• **Do this**:
Report only the number of lines holding "Claudia".

------------------------------------

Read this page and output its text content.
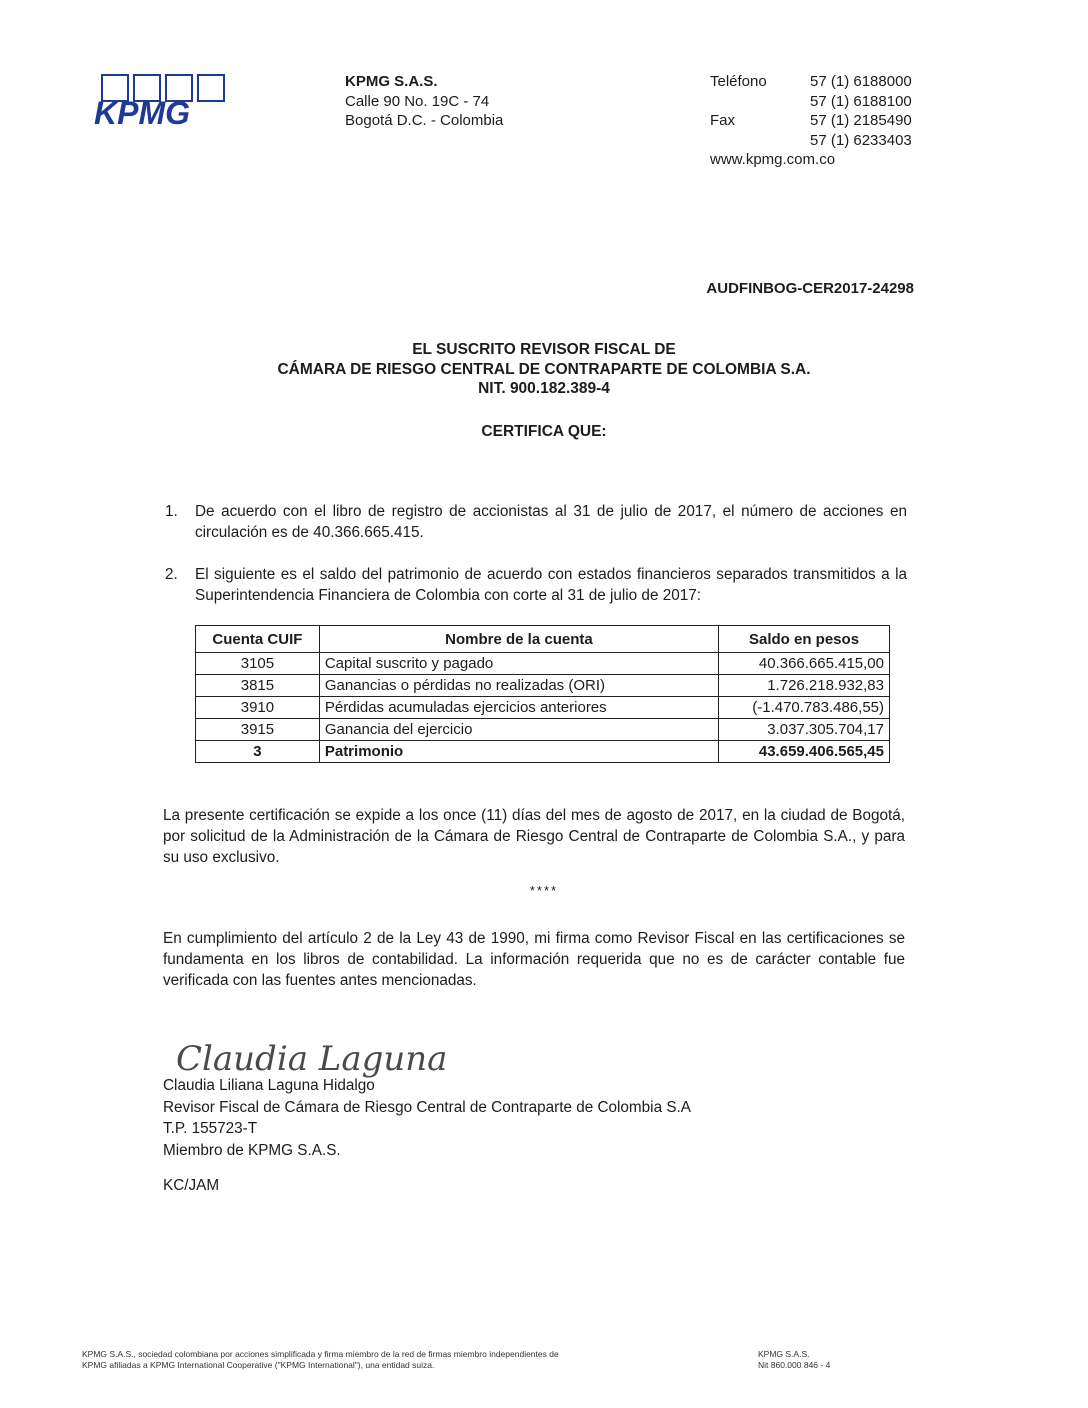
KPMG
KPMG S.A.S.
Calle 90 No. 19C - 74
Bogotá D.C. - Colombia
Teléfono	57 (1) 6188000
57 (1) 6188100
Fax	57 (1) 2185490
57 (1) 6233403
www.kpmg.com.co
AUDFINBOG-CER2017-24298
EL SUSCRITO REVISOR FISCAL DE
CÁMARA DE RIESGO CENTRAL DE CONTRAPARTE DE COLOMBIA S.A.
NIT. 900.182.389-4
CERTIFICA QUE:
1.	De acuerdo con el libro de registro de accionistas al 31 de julio de 2017, el número de acciones en circulación es de 40.366.665.415.
2.	El siguiente es el saldo del patrimonio de acuerdo con estados financieros separados transmitidos a la Superintendencia Financiera de Colombia con corte al 31 de julio de 2017:
Cuenta CUIF	Nombre de la cuenta	Saldo en pesos
3105	Capital suscrito y pagado	40.366.665.415,00
3815	Ganancias o pérdidas no realizadas (ORI)	1.726.218.932,83
3910	Pérdidas acumuladas ejercicios anteriores	(-1.470.783.486,55)
3915	Ganancia del ejercicio	3.037.305.704,17
3	Patrimonio	43.659.406.565,45
La presente certificación se expide a los once (11) días del mes de agosto de 2017, en la ciudad de Bogotá, por solicitud de la Administración de la Cámara de Riesgo Central de Contraparte de Colombia S.A., y para su uso exclusivo.
****
En cumplimiento del artículo 2 de la Ley 43 de 1990, mi firma como Revisor Fiscal en las certificaciones se fundamenta en los libros de contabilidad. La información requerida que no es de carácter contable fue verificada con las fuentes antes mencionadas.
Claudia Laguna
Claudia Liliana Laguna Hidalgo
Revisor Fiscal de Cámara de Riesgo Central de Contraparte de Colombia S.A
T.P. 155723-T
Miembro de KPMG S.A.S.
KC/JAM
KPMG S.A.S., sociedad colombiana por acciones simplificada y firma miembro de la red de firmas miembro independientes de
KPMG afiliadas a KPMG International Cooperative ("KPMG International"), una entidad suiza.
KPMG S.A.S.
Nit 860.000 846 - 4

------------------------------------

• **Solution to the problem**:
2